Reading passage:
—————
It is through the exploration their own pain that Depth Hypnosis Practitioners prepare to become the container for the transformation of another person’s pain. Shamanism, which is another engine of Depth Hypnosis, is often referred to as the path of the wounded healer. This is a reference to the process through which shamanic initiates become, in shamanic terms, power-filled enough to help another heal.

This process includes traversing fields of personal pain, and doing whatever is necessary to open, accept, embrace, and transform one’s relationship to that pain. In this process, the path of the healing of one’s own pain becomes a method for gathering maps or guidebooks (skillful means) to assist in the healing of another’s pain.

In many shamanic traditions, there are initiations that are designed to create a situation where initiates undergo a ritual wounding and learn to heal it in order to move from one level of practice to another. The path of healing that wound becomes a path of knowledge.

From a Buddhist perspective, all those who are fortunate enough to encounter the dharma are in the process of healing the wounds of their karma. In the modern context, ritual wounding is not necessary to produce a consciousness regarding one’s relationship to pain. Most modern Westerners feel they have experienced wounding just through the experience of living.

Depth Hypnosis approaches the wounding the client draws from life experience as the revelation of the client’s karmic path. It views the anatomy of the wounding as information regarding the ways clients’ karma twists them away from their core self, or Buddha nature. And Depth Hypnosis brings the catalytic processes that Buddhism and shamanism provide into a Western therapeutic context to assist clients in approaching, comprehending, and dissolving this karma.
—————
Dataset:
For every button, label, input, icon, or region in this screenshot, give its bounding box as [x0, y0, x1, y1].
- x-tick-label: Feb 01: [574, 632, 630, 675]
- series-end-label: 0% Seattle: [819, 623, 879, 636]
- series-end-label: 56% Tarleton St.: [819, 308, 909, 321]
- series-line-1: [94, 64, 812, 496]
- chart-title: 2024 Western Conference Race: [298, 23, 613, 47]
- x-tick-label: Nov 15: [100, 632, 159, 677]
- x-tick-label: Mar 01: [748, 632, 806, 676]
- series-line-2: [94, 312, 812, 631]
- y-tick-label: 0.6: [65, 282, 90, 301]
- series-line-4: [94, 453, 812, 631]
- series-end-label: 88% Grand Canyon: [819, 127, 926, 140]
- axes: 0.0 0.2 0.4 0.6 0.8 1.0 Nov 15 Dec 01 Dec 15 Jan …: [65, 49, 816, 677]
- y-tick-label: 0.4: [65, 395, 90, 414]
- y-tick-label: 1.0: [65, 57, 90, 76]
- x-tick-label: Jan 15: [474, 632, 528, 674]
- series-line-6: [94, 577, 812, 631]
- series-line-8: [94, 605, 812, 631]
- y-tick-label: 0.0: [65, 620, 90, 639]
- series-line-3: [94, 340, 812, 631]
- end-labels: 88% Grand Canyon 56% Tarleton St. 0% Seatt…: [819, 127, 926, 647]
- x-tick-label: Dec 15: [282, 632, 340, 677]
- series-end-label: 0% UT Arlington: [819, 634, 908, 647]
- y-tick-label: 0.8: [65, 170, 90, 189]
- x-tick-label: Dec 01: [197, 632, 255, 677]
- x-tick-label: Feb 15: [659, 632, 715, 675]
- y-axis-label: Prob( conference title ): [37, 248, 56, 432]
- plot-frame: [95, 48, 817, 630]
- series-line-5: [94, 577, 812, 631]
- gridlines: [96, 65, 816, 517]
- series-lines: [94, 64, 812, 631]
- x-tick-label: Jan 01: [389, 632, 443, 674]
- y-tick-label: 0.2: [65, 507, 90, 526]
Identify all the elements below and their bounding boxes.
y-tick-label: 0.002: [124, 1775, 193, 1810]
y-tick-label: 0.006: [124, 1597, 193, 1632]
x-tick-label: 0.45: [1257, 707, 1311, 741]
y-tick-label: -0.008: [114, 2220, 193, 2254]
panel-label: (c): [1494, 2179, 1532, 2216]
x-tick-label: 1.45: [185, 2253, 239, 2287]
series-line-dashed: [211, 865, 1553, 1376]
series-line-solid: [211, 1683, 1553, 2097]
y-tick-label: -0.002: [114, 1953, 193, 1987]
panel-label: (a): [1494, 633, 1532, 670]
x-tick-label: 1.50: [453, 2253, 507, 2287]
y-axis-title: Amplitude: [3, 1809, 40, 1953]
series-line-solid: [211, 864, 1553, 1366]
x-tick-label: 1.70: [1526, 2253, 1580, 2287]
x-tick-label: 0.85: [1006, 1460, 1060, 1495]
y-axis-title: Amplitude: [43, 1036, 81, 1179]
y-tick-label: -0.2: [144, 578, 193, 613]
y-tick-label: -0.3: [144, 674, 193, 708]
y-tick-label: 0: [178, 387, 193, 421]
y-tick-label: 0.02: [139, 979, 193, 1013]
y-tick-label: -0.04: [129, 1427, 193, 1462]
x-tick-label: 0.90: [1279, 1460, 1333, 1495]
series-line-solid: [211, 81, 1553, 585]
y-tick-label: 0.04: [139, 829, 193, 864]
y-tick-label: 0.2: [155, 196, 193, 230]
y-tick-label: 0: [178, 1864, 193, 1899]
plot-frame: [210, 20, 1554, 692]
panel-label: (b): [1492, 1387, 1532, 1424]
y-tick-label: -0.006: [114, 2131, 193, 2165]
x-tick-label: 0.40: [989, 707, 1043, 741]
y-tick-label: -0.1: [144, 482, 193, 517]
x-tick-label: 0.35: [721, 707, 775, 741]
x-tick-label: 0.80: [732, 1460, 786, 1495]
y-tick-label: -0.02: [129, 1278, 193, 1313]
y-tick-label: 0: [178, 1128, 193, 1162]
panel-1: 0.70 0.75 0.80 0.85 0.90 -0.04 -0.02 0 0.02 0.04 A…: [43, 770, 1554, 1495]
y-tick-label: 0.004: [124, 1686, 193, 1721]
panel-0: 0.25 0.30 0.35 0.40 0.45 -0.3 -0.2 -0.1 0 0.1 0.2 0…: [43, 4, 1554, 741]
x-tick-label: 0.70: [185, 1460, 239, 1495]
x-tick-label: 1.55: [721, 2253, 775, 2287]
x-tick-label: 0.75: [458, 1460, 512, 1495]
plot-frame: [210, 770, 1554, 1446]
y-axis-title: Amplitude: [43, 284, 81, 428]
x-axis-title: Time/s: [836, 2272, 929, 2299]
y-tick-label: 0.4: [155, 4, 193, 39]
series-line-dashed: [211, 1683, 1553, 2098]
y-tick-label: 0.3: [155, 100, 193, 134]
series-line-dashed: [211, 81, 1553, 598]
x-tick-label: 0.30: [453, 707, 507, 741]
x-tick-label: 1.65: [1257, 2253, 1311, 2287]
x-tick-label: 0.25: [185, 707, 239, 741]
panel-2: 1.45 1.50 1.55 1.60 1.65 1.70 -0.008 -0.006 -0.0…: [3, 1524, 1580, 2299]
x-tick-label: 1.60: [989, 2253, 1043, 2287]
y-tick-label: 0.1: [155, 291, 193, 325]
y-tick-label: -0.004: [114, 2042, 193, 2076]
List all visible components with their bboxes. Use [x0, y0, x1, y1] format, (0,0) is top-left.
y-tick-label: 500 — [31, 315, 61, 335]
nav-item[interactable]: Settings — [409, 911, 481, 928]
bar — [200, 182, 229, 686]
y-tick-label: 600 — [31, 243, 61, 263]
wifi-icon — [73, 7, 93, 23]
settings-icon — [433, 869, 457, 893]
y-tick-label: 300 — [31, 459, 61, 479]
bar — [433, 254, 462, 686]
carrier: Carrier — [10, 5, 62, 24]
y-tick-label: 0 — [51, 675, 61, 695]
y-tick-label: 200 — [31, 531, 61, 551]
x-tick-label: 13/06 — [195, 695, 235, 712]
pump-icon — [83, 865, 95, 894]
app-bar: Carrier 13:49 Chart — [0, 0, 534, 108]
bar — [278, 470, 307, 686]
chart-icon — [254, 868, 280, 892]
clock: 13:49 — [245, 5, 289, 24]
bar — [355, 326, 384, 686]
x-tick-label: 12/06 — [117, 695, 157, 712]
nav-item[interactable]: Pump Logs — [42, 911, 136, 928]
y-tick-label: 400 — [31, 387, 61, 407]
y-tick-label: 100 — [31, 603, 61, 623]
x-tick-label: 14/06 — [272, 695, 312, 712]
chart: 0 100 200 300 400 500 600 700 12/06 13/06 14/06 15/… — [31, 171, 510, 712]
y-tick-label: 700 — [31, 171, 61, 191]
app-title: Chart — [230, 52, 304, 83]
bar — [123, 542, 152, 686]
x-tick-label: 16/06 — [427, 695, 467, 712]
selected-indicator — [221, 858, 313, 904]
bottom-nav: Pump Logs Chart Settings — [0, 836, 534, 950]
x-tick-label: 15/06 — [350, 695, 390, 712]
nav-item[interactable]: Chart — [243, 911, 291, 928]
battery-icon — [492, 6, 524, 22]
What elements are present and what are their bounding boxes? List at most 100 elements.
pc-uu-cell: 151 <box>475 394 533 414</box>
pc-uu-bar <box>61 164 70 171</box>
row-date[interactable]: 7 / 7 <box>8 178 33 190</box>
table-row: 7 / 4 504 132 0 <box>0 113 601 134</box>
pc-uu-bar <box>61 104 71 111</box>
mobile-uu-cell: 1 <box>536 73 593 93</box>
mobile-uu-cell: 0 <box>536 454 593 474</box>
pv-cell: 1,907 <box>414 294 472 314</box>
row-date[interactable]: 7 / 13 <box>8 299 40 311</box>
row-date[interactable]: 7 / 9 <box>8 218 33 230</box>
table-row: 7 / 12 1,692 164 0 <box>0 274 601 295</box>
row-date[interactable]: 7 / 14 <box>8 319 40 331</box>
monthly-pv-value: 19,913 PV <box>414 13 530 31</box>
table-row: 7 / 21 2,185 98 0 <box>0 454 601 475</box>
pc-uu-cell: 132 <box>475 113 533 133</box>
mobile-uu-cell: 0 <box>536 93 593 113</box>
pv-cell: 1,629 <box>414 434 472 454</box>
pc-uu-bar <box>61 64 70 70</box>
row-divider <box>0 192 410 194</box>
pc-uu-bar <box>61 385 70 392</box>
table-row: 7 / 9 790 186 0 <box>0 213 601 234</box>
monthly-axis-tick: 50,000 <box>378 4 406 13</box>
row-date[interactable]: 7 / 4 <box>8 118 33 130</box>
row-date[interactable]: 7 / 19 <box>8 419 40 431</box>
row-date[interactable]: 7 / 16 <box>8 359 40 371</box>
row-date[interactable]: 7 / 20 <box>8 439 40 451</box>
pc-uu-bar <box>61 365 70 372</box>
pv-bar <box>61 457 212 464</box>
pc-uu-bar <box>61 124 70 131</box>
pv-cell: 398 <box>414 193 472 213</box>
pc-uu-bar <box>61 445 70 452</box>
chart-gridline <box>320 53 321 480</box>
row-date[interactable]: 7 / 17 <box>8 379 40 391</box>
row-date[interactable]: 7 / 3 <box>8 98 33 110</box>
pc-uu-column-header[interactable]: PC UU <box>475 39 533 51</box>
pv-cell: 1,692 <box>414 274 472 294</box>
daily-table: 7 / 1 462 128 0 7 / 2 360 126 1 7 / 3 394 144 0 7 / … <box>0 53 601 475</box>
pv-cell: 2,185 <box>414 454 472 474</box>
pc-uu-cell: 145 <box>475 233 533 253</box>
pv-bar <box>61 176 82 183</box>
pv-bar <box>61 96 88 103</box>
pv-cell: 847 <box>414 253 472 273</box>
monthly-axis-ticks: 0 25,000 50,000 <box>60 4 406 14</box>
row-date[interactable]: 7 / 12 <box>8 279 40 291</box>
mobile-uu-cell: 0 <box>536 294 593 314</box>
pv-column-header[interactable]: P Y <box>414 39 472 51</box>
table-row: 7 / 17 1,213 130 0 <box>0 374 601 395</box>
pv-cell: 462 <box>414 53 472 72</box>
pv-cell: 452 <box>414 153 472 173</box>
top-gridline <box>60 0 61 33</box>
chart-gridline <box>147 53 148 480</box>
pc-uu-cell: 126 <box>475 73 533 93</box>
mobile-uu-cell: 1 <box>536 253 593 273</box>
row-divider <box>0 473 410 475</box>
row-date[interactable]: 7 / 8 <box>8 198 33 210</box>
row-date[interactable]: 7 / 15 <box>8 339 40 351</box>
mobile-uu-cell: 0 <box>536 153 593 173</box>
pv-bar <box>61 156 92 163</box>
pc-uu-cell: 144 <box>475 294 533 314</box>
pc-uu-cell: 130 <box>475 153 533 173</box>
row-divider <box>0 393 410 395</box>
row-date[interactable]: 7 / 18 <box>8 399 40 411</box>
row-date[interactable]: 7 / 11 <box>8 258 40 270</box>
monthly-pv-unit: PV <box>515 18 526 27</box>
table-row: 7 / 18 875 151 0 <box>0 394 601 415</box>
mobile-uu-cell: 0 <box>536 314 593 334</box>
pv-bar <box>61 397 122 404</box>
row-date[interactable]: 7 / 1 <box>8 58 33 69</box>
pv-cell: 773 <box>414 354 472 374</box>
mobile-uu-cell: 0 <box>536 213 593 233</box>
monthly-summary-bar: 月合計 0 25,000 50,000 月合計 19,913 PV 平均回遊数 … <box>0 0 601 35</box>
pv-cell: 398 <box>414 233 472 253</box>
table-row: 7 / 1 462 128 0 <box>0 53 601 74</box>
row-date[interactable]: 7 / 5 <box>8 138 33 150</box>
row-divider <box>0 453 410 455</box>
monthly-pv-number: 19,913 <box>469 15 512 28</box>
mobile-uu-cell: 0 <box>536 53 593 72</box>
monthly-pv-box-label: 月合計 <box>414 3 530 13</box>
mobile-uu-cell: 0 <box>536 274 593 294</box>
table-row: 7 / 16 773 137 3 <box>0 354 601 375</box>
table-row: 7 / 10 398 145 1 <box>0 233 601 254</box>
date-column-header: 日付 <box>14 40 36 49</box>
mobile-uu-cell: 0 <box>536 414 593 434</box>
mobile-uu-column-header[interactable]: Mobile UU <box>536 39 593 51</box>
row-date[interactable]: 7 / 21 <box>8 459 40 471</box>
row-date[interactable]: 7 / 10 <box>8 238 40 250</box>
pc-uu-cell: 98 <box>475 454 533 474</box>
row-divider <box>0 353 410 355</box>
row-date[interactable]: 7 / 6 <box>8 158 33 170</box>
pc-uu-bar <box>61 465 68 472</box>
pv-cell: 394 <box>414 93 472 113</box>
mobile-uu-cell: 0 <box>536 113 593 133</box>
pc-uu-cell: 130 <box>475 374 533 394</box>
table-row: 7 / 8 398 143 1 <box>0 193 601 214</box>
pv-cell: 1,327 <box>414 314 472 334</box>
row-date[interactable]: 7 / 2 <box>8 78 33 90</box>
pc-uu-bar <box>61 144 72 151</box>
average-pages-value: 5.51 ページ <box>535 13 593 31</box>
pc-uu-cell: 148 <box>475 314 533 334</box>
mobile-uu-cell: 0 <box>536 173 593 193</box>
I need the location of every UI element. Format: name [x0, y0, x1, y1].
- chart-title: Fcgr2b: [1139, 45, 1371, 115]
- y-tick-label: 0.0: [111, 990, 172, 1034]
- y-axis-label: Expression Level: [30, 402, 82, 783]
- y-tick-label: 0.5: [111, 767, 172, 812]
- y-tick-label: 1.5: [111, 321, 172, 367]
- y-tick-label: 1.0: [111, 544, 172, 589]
—————
Carry on the passage about Depth Hypnosis and the wounded healer, starting right after its last sentence.

Solved problem:
In working with others, practitioners are trained to be able to withstand the pressure chamber of fear, hatred, loathing, pride, or judgment that clients might use to defend crystallizations of negativity that form around wounding. Many therapeutic models cannot go into the heart of negativity because they do not have effective methods for approaching, confronting, and dissolving it.

Understanding how to work with fierce compassion provides a very effective tool for moving into the heart of negativity. Clients are able to allow the contact or revelation of deeply held negativity because of the supportive yet transformative nature of fierce compassion. It is especially effective in revealing the ways clients use their pain, or the constructs they have built around their pain, as a weapon, either against the practitioner or against themselves. The ability of fierce compassion to reveal these hidden processes that can be at the heart of many imbalances is one of the reasons Depth Hypnosis is such an effective therapeutic model.

In the modern environment, therapeutic models that do not have tools like fierce compassion to move into wounding in this way are incomplete. They risk failing to recognize the opportunity and the lessons the wound, or the symptoms that cover the wound, have to offer. In the vacuum that is created by loss of the demand that clients take full responsibility for their reaction to their situation, it is difficult for true healing to occur.

Models where the holding and describing of the wound is the primary therapeutic goal fall short. Models where the wound is corralled and medicated so as not to create complications fall short. Models that cater to the wounded client in any way without requiring clients to seek to understand how their actions have contributed to the wounding fall short.

They fall short because clients are robbed of the opportunity to learn the lessons their wounding provides. They do not have the opportunity to understand how their wounding is showing them how they have twisted away from their core self, or their Buddha natures. They lose the opportunity to follow the path of this twisting back to their Buddha natures with all the assistance that fierce compassion can provide.

Depth Hypnosis brings together the Buddhist understanding regarding the transformative capacities of fierce compassion together with the shamanic understanding of the opportunities wounding opens. This is a potent combination that is relevant and important in the modern therapeutic context.